提供資料 →
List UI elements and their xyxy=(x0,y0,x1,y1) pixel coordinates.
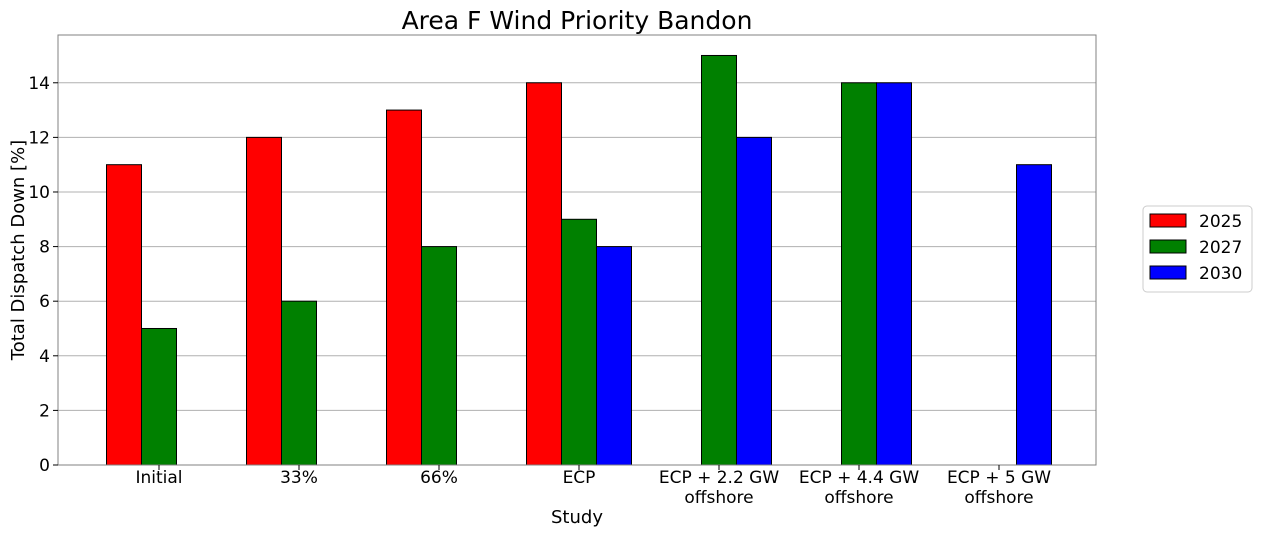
y-tick-label: 6 xyxy=(39,292,50,312)
x-tick-label: 33% xyxy=(280,468,318,488)
x-tick-label: 66% xyxy=(420,468,458,488)
bar-2025-3 xyxy=(526,82,562,466)
x-tick-label: offshore xyxy=(824,488,893,508)
legend: 2025 2027 2030 xyxy=(1142,205,1253,293)
y-tick-label: 8 xyxy=(39,238,50,258)
y-tick-label: 12 xyxy=(28,128,50,148)
x-tick-label: ECP + 5 GW xyxy=(947,468,1051,488)
bar-2027-3 xyxy=(561,218,597,466)
bar-2025-2 xyxy=(386,109,422,466)
x-tick-label: ECP xyxy=(563,468,596,488)
x-axis-label: Study xyxy=(551,507,603,528)
legend-label-2025: 2025 xyxy=(1199,212,1242,232)
chart-title: Area F Wind Priority Bandon xyxy=(402,6,753,35)
bar-2025-1 xyxy=(246,136,282,466)
y-tick-label: 10 xyxy=(28,183,50,203)
y-tick-label: 0 xyxy=(39,456,50,476)
x-tick-label: ECP + 4.4 GW xyxy=(799,468,920,488)
legend-label-2030: 2030 xyxy=(1199,264,1242,284)
legend-label-2027: 2027 xyxy=(1199,238,1242,258)
legend-swatch-2027 xyxy=(1149,239,1187,254)
x-tick-label: Initial xyxy=(135,468,182,488)
bar-2030-6 xyxy=(1016,164,1052,466)
bar-2030-3 xyxy=(596,246,632,466)
x-axis-ticks: Initial 33% 66% ECP ECP + 2.2 GWoffshoreECP … xyxy=(135,465,1051,508)
bars xyxy=(106,54,1052,466)
bar-2025-0 xyxy=(106,164,142,466)
bar-2027-4 xyxy=(701,54,737,466)
x-tick-label: ECP + 2.2 GW xyxy=(659,468,780,488)
y-axis-label: Total Dispatch Down [%] xyxy=(8,140,29,361)
legend-swatch-2025 xyxy=(1149,213,1187,228)
bar-2027-2 xyxy=(421,246,457,466)
bar-2030-4 xyxy=(736,136,772,466)
y-tick-label: 14 xyxy=(28,74,50,94)
x-tick-label: offshore xyxy=(684,488,753,508)
legend-swatch-2030 xyxy=(1149,265,1187,280)
bar-2027-0 xyxy=(141,327,177,466)
x-tick-label: offshore xyxy=(964,488,1033,508)
bar-2030-5 xyxy=(876,82,912,466)
bar-2027-1 xyxy=(281,300,317,466)
y-tick-label: 2 xyxy=(39,401,50,421)
plot-frame xyxy=(57,34,1097,466)
y-axis-ticks: 0 2 4 6 8 10 12 14 xyxy=(28,74,58,476)
bar-2027-5 xyxy=(841,82,877,466)
y-tick-label: 4 xyxy=(39,347,50,367)
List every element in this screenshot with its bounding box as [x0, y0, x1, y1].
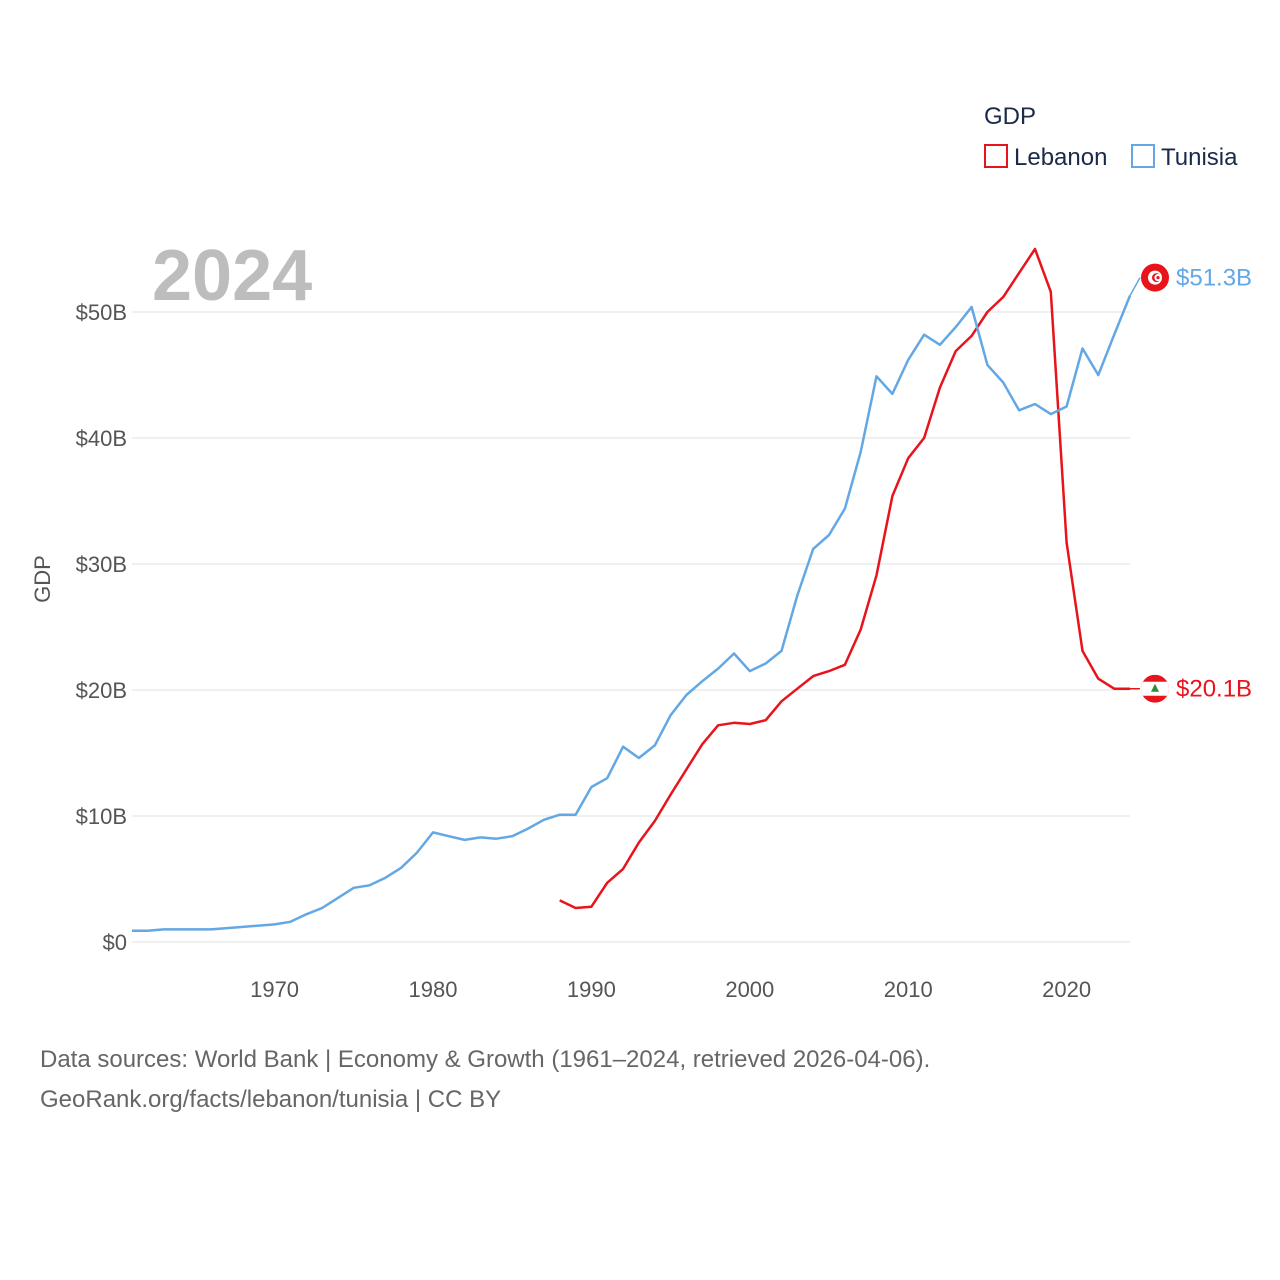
end-labels: $20.1B $51.3B	[1129, 263, 1252, 703]
end-connector-tunisia	[1129, 277, 1141, 296]
y-tick-label: $0	[103, 930, 127, 955]
legend-label-tunisia: Tunisia	[1161, 144, 1238, 171]
y-tick-label: $50B	[76, 300, 127, 325]
lebanon-flag-icon	[1141, 674, 1169, 703]
source-line-1: Data sources: World Bank | Economy & Gro…	[40, 1046, 931, 1073]
y-tick-label: $10B	[76, 804, 127, 829]
x-tick-label: 1980	[409, 977, 458, 1002]
x-tick-label: 2010	[884, 977, 933, 1002]
y-tick-label: $20B	[76, 678, 127, 703]
source-line-2: GeoRank.org/facts/lebanon/tunisia | CC B…	[40, 1086, 502, 1113]
tunisia-flag-icon	[1141, 263, 1169, 292]
grid-lines	[132, 311, 1130, 943]
legend-label-lebanon: Lebanon	[1014, 144, 1107, 171]
legend-swatch-tunisia	[1131, 144, 1155, 168]
legend-item-lebanon[interactable]: Lebanon	[984, 144, 1107, 171]
legend-item-tunisia[interactable]: Tunisia	[1131, 144, 1238, 171]
end-label-tunisia: $51.3B	[1176, 265, 1252, 292]
legend[interactable]: GDP Lebanon Tunisia	[984, 103, 1238, 171]
series-line-tunisia[interactable]	[132, 295, 1132, 932]
y-axis-ticks: $0 $10B $20B $30B $40B $50B	[76, 300, 127, 955]
legend-title: GDP	[984, 103, 1036, 130]
x-tick-label: 1990	[567, 977, 616, 1002]
y-axis-label: GDP	[30, 555, 55, 603]
y-tick-label: $40B	[76, 426, 127, 451]
x-axis-ticks: 1970 1980 1990 2000 2010 2020	[250, 977, 1091, 1002]
x-tick-label: 2000	[725, 977, 774, 1002]
series-line-lebanon[interactable]	[559, 247, 1130, 910]
legend-swatch-lebanon	[984, 144, 1008, 168]
x-tick-label: 2020	[1042, 977, 1091, 1002]
year-watermark: 2024	[152, 236, 312, 316]
y-tick-label: $30B	[76, 552, 127, 577]
series-lines	[132, 247, 1132, 932]
source-note: Data sources: World Bank | Economy & Gro…	[40, 1040, 930, 1120]
x-tick-label: 1970	[250, 977, 299, 1002]
end-label-lebanon: $20.1B	[1176, 676, 1252, 703]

課題 →
上の記録から、文字列「Data」を含む行をすべて選び出して書き写す。大文字と小文字は区別する。

解答 →
source-line-1: Data sources: World Bank | Economy & Gro…	[40, 1046, 931, 1073]
source-note: Data sources: World Bank | Economy & Gro…	[40, 1040, 930, 1120]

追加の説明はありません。